--- Objective ---
From the data below, pick out each line that contains the string "budget" and copy it unchanged.
─── Records for processing
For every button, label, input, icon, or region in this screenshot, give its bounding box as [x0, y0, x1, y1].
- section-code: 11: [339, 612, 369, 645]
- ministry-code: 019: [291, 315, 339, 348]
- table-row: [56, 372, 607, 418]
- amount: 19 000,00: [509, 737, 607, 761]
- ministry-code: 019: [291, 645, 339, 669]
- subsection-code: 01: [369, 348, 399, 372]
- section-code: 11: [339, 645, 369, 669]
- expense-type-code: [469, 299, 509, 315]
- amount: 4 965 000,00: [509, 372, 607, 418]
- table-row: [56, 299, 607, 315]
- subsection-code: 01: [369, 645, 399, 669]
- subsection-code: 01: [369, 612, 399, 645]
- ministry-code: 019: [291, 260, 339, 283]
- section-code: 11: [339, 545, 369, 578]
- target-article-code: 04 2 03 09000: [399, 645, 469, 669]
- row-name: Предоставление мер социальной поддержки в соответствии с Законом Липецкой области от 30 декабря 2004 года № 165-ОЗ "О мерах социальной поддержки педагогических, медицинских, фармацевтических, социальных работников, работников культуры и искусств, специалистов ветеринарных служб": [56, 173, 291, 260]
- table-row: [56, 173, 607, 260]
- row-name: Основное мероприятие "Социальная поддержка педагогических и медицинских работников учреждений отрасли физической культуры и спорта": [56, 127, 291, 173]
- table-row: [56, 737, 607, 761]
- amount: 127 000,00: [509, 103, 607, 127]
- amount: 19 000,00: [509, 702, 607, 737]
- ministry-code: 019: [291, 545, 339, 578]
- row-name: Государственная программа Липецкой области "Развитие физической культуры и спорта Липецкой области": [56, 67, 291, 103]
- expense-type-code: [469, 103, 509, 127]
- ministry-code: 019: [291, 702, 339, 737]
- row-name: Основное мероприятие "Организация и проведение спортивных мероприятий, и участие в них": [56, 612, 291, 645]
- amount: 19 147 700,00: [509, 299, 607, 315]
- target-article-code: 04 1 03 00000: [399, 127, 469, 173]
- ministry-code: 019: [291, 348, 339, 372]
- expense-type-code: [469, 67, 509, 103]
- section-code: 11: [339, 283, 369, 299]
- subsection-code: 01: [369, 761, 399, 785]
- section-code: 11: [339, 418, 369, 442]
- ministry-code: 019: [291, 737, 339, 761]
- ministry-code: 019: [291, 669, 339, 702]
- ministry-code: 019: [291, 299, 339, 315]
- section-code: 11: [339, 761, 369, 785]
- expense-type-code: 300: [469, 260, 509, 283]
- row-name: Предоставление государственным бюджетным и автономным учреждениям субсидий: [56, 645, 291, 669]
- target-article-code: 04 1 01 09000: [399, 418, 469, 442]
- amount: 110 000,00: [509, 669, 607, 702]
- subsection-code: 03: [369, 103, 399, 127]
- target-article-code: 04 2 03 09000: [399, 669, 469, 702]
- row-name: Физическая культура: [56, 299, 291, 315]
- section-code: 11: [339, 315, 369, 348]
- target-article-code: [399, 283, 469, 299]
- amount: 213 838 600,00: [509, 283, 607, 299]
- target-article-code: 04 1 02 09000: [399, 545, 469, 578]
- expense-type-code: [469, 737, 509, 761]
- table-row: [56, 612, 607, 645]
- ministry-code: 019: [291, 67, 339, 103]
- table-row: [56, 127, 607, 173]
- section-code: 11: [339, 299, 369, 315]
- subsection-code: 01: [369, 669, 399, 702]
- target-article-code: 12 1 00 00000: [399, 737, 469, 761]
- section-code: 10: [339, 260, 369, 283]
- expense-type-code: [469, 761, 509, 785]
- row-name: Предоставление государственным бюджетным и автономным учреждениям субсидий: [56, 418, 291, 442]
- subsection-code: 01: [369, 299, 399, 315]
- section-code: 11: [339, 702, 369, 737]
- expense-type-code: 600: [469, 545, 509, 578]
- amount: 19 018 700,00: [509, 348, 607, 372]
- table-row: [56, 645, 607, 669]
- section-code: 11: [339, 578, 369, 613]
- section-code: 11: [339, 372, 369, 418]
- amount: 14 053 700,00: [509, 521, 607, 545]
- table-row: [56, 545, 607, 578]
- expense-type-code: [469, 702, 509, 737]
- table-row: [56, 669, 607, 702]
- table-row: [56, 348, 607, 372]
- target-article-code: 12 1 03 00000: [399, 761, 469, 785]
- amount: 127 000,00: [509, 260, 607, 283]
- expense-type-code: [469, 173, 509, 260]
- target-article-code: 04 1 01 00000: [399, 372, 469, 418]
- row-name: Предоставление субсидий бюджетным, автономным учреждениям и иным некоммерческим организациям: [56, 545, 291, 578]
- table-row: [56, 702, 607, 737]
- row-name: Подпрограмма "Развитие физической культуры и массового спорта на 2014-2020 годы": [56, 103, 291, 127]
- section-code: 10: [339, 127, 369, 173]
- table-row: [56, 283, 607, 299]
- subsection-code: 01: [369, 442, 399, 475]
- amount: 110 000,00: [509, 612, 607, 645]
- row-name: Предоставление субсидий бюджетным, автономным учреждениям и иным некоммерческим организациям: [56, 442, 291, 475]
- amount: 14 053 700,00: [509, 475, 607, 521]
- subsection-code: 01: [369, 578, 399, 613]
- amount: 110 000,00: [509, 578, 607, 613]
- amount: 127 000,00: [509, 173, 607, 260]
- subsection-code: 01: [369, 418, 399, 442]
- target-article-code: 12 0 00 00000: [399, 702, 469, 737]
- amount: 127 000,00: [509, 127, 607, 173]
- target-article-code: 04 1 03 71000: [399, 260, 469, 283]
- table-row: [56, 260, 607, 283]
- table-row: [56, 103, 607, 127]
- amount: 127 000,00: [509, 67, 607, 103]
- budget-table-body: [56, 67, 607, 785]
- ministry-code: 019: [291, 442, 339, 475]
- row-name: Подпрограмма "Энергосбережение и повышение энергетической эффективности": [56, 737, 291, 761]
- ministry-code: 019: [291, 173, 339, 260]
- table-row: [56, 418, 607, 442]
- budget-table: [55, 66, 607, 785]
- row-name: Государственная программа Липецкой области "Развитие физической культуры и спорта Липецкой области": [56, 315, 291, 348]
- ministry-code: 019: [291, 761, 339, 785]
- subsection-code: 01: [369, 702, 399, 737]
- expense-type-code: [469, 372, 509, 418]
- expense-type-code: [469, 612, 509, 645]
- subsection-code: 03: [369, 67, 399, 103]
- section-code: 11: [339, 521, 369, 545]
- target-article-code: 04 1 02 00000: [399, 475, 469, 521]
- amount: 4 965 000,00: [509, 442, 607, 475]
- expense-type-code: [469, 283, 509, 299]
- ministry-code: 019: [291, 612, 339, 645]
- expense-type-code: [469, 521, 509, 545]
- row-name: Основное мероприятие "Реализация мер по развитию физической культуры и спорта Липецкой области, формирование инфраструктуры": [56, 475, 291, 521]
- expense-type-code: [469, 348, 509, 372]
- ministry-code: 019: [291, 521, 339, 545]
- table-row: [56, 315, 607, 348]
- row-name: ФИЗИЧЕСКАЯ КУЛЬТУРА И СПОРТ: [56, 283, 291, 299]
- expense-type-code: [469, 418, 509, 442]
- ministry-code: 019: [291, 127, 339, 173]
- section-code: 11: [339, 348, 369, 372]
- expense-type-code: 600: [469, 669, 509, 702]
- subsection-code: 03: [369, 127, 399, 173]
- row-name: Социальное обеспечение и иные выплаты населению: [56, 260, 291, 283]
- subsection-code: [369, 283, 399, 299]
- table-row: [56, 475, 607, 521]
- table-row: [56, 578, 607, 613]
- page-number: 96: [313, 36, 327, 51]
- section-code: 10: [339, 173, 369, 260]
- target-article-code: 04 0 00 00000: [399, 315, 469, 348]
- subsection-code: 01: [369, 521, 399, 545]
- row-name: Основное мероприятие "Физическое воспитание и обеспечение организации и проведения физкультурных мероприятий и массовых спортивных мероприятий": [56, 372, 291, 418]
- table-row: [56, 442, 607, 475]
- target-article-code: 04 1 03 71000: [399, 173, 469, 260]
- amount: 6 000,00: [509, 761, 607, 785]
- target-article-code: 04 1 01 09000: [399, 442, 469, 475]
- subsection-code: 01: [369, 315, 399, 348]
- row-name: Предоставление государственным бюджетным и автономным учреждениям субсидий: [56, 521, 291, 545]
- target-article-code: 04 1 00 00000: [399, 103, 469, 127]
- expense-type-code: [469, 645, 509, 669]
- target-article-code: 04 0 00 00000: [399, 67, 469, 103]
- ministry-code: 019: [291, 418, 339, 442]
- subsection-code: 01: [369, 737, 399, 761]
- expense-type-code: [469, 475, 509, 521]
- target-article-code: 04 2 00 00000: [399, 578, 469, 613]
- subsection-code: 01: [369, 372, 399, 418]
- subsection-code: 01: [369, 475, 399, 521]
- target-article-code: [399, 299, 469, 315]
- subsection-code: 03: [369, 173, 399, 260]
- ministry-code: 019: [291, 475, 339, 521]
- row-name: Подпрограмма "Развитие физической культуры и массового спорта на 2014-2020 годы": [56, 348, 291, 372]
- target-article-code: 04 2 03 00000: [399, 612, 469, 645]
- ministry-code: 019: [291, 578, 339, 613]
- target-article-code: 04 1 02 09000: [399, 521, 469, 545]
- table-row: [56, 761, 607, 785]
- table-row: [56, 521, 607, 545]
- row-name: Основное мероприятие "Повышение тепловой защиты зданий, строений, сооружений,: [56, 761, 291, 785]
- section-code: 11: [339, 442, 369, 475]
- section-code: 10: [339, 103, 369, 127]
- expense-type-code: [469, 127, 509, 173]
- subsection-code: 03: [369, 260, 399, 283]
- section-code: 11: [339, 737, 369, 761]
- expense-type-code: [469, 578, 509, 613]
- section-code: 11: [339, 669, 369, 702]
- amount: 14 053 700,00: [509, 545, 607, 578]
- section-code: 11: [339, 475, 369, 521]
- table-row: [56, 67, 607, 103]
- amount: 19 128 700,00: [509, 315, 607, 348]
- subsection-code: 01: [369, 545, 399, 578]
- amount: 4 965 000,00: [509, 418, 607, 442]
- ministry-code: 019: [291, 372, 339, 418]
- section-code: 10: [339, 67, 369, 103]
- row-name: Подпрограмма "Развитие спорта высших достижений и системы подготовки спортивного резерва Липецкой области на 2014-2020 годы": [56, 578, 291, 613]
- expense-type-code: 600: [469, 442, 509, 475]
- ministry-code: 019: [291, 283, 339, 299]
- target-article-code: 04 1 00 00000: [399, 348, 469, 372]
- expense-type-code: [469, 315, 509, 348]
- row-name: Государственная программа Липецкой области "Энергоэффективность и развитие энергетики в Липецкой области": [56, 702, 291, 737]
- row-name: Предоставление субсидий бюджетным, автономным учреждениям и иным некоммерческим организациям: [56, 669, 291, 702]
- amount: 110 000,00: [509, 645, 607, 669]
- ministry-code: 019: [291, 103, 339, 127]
──────
--- Solution for this problem ---
- budget-table-body: [56, 67, 607, 785]
- budget-table: [55, 66, 607, 785]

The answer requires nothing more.